__To do__:
Count the lines containing "applicable". Give the number alone.

__Given information__:
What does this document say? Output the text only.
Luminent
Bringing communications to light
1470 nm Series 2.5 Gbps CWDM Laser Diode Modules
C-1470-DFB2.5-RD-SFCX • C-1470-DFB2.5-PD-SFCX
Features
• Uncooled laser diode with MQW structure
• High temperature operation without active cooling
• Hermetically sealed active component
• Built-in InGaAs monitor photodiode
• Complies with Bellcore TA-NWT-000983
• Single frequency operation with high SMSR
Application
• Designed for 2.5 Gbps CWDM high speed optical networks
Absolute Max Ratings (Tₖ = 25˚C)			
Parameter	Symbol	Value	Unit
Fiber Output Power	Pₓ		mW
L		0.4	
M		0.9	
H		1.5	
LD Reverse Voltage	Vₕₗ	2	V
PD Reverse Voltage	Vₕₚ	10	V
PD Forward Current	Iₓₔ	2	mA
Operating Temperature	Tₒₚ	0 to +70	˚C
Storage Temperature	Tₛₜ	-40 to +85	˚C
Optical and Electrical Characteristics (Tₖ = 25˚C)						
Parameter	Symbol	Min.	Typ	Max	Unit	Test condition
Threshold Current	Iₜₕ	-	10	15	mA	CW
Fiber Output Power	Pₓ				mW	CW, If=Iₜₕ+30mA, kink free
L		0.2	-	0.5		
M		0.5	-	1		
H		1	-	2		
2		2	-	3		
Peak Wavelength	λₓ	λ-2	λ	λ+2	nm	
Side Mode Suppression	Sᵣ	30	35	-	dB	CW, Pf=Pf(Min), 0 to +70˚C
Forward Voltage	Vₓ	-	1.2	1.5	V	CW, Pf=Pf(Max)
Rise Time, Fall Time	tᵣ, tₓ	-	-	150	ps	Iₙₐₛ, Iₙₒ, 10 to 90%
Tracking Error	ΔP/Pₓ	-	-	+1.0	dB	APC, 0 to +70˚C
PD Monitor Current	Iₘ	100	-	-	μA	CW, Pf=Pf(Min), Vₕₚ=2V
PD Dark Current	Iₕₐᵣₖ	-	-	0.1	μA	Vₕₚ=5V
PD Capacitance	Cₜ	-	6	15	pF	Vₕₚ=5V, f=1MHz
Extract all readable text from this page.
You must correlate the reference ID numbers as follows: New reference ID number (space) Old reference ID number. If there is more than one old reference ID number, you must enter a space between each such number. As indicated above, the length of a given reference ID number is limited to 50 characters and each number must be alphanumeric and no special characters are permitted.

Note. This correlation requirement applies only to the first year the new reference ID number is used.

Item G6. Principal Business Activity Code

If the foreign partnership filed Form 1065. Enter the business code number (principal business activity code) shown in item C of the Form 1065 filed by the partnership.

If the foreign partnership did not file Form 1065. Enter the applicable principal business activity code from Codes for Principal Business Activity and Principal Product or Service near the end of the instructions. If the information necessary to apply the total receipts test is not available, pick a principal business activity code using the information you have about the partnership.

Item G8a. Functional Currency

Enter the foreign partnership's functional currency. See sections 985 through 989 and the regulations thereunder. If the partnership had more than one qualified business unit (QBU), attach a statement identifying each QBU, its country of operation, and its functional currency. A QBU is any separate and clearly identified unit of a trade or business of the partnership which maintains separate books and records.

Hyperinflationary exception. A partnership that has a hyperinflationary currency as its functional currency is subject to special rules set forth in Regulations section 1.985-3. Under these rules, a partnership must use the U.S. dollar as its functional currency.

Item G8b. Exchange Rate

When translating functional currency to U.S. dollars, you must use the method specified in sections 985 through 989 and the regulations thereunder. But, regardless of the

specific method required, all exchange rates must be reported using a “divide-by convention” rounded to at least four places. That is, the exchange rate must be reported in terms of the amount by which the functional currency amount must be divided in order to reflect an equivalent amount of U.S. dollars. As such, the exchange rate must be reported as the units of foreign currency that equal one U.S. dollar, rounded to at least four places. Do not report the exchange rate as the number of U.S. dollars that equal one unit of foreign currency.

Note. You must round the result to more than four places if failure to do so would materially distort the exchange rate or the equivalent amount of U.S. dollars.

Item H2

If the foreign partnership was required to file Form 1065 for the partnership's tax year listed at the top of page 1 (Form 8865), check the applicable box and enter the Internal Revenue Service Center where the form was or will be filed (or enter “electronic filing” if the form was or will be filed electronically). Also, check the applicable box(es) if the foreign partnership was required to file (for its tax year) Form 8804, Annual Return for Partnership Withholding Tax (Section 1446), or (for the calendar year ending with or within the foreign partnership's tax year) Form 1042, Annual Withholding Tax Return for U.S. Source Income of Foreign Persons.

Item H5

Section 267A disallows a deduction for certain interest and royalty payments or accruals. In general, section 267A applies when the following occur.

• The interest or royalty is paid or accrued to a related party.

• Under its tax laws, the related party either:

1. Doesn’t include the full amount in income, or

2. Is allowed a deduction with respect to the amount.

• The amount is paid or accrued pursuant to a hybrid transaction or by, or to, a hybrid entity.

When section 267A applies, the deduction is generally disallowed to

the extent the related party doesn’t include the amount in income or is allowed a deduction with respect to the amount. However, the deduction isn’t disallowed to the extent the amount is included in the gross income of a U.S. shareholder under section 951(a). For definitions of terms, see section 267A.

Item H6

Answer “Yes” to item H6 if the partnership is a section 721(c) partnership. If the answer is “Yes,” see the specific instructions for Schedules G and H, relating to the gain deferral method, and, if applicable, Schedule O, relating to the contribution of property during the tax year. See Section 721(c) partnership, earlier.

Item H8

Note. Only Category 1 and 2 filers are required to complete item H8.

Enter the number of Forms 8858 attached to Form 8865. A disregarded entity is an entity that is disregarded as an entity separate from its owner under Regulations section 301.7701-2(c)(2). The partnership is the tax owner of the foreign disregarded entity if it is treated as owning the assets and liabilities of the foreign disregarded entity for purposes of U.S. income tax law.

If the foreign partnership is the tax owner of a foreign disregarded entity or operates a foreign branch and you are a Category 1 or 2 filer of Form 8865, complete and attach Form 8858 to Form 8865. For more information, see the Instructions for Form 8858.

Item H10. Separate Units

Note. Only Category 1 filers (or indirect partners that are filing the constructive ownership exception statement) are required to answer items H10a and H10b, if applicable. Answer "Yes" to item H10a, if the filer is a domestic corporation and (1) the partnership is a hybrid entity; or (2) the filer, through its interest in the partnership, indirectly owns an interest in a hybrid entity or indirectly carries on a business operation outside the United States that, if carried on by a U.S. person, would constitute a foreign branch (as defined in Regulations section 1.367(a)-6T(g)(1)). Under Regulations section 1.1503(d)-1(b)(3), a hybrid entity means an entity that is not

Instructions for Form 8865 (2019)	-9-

--

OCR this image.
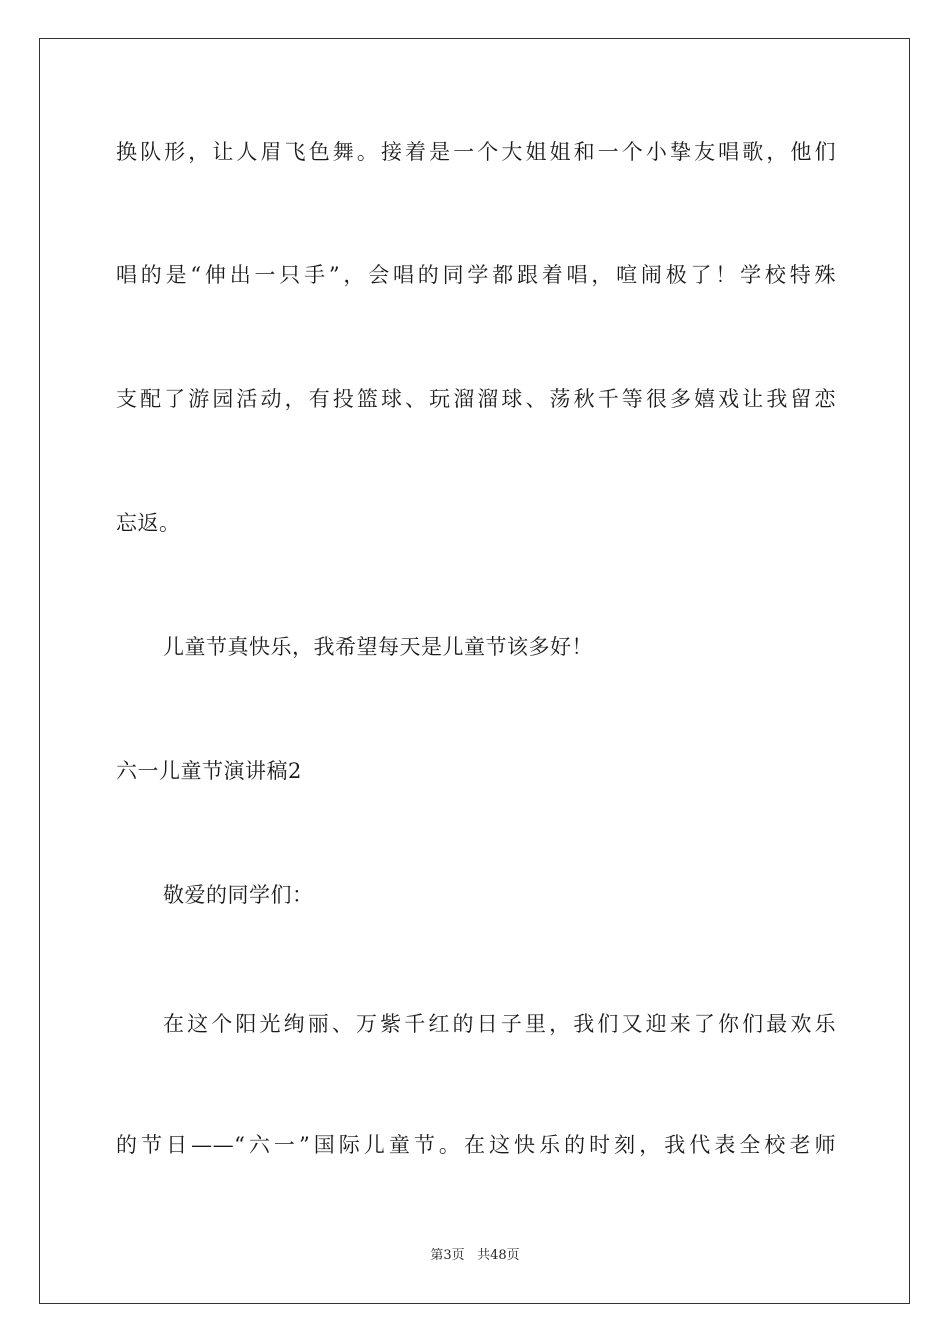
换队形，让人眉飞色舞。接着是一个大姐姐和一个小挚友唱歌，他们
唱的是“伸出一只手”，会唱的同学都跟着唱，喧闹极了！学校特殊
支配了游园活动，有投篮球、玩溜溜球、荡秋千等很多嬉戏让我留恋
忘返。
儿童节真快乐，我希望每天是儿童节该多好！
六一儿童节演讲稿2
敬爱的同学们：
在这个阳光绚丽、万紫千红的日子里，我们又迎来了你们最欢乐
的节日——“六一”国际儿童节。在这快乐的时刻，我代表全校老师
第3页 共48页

__In response__:
4